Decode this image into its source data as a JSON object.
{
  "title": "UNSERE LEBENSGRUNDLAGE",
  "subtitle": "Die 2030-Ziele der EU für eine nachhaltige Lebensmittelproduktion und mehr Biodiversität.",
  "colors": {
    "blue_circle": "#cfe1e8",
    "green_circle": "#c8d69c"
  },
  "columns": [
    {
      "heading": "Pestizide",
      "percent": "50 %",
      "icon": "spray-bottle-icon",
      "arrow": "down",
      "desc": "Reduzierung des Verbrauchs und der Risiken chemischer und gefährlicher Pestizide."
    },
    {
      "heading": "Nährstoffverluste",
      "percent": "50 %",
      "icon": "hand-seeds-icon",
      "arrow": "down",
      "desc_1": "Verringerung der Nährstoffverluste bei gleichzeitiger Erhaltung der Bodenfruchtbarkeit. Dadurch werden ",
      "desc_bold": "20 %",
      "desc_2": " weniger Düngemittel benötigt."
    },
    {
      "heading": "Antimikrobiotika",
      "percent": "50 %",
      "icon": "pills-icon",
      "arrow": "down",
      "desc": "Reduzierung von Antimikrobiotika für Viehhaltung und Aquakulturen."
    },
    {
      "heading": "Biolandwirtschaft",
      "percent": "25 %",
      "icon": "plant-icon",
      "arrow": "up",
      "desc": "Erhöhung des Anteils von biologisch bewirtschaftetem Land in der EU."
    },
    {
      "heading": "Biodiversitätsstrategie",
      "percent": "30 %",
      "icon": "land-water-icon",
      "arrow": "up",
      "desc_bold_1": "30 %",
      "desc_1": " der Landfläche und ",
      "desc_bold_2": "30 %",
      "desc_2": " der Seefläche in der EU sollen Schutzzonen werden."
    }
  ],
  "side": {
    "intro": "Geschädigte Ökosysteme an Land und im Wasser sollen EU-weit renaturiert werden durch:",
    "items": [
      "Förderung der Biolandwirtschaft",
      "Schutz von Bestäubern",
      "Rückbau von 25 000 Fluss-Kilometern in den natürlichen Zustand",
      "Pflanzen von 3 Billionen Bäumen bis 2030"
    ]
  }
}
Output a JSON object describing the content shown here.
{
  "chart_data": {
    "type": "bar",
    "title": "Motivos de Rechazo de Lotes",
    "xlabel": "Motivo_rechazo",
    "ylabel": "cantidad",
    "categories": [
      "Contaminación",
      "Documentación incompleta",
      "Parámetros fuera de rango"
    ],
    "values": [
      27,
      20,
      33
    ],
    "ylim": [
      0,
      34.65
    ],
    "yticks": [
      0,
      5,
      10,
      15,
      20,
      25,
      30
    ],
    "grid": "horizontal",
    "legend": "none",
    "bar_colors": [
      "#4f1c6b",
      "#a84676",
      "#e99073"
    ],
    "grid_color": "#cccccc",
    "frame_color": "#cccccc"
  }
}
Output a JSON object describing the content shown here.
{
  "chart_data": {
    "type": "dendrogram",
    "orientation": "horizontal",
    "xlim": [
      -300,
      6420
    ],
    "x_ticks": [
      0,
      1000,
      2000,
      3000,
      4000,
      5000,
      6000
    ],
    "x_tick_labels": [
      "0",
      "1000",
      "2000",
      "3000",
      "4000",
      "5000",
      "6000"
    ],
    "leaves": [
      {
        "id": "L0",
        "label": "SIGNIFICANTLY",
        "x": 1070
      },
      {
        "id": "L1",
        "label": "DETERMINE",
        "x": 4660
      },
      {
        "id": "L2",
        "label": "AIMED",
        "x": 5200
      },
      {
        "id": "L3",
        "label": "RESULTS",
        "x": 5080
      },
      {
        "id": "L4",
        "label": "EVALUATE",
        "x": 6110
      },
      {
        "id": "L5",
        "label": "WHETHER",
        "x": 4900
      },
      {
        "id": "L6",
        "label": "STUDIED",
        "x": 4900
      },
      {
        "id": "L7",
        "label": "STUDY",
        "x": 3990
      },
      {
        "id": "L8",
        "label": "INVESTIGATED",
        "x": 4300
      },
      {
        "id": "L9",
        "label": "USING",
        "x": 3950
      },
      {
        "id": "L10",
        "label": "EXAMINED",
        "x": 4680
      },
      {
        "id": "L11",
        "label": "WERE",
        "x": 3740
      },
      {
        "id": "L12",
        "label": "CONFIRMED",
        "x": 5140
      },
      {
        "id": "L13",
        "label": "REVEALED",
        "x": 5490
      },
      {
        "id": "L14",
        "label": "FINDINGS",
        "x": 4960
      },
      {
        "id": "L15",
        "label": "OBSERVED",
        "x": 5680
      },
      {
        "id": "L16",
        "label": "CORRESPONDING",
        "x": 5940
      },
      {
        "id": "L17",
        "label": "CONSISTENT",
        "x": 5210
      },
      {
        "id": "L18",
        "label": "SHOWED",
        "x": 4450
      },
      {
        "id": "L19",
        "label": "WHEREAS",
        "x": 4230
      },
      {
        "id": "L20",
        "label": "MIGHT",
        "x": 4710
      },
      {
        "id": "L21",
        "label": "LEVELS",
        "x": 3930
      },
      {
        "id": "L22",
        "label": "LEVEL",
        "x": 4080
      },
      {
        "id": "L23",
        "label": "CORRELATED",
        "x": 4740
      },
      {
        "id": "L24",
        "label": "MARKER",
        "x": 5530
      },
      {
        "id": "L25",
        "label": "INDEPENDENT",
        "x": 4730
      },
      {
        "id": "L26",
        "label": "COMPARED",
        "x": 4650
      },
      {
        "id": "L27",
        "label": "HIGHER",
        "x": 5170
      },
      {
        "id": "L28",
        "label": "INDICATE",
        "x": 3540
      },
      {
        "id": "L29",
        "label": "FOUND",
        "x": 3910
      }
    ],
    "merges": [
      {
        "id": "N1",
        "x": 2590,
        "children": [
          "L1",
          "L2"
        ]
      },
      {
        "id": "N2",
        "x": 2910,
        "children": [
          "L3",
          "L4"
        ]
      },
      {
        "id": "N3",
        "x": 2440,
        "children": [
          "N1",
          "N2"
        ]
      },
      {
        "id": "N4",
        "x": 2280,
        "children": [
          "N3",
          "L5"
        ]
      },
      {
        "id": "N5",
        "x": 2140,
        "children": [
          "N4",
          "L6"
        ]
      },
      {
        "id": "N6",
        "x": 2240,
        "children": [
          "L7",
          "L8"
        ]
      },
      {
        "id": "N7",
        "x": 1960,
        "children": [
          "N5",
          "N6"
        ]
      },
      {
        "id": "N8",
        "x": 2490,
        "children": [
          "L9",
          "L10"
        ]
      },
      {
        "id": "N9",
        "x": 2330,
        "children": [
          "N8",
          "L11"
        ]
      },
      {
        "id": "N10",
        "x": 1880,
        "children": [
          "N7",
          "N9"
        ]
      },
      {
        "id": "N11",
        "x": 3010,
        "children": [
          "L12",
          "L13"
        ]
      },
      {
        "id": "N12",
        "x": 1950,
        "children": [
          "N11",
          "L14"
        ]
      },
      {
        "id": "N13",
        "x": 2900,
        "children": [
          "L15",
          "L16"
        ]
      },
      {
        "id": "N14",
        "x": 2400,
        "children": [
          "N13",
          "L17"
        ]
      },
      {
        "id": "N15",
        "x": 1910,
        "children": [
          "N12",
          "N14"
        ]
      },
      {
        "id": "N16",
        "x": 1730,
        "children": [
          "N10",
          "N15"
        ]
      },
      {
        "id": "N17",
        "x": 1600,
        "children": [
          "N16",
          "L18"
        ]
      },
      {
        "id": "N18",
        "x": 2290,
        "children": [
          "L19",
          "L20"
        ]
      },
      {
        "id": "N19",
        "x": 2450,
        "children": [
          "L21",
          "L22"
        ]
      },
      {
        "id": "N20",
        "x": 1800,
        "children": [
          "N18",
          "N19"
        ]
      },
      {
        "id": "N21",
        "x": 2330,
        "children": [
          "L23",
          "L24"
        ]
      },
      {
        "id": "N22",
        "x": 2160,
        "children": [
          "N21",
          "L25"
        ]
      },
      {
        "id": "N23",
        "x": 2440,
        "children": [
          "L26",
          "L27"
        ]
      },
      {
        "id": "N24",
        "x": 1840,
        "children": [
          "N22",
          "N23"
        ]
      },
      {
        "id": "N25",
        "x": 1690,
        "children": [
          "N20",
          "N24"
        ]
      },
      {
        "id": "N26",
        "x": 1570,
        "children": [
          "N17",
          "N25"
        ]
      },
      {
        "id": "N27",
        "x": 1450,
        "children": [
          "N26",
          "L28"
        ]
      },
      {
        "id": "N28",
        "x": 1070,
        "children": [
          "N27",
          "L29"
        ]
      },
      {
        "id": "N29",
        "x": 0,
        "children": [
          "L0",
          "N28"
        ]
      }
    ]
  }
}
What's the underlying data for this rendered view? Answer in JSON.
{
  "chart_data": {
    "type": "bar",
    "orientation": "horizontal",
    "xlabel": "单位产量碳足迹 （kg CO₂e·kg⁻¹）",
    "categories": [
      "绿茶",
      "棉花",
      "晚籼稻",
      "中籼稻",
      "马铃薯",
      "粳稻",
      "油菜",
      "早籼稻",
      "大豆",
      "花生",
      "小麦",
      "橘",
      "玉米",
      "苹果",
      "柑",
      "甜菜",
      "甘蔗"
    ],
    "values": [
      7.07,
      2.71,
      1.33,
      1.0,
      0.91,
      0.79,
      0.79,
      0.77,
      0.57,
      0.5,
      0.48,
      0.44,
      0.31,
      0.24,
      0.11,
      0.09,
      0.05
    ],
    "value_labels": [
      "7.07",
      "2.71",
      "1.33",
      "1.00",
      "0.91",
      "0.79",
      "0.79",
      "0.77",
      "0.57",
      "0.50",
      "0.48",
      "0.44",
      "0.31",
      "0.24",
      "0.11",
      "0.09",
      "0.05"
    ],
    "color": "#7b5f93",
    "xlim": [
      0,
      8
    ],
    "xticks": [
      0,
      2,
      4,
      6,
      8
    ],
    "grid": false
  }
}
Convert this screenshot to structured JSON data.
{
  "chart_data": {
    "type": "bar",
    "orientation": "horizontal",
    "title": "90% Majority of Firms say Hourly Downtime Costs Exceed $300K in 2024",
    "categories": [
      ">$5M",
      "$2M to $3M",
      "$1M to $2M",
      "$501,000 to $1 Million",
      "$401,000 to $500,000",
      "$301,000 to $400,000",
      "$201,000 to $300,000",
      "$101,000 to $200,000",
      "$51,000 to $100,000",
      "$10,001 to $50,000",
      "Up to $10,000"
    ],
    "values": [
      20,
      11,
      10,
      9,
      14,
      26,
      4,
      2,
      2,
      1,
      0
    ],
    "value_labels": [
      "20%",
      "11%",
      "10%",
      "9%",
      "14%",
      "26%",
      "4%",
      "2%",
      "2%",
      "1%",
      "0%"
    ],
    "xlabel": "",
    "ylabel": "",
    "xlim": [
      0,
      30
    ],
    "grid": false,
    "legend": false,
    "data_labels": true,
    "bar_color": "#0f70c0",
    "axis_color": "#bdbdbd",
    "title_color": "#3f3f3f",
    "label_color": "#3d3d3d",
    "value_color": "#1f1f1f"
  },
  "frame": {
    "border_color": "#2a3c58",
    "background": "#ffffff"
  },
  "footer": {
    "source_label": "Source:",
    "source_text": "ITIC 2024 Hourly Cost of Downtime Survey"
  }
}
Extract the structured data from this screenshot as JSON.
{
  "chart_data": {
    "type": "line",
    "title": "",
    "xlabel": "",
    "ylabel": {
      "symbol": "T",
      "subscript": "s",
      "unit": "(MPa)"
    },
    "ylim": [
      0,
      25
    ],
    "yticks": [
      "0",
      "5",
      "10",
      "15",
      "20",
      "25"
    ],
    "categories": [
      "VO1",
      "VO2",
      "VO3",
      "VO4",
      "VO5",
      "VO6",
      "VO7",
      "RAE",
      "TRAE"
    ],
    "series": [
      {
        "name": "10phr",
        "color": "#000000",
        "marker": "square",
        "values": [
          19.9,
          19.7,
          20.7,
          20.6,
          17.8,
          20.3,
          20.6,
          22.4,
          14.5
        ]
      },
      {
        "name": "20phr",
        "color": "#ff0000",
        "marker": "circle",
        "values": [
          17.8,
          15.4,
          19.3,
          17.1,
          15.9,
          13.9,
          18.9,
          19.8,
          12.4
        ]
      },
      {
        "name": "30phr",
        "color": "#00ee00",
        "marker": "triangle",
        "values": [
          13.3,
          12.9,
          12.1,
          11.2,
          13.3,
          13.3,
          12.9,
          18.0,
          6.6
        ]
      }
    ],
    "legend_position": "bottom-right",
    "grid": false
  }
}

┄┄┄┄┄┄┄┄┄┄┄┄┄┄┄┄┄┄┄┄

REQUEST:
Filter the records, keeping only lines that contain "false", and show those lines.

RESPONSE TO THIS TASK:
    "grid": false
    "grid": false,
    "legend": false,
    "grid": false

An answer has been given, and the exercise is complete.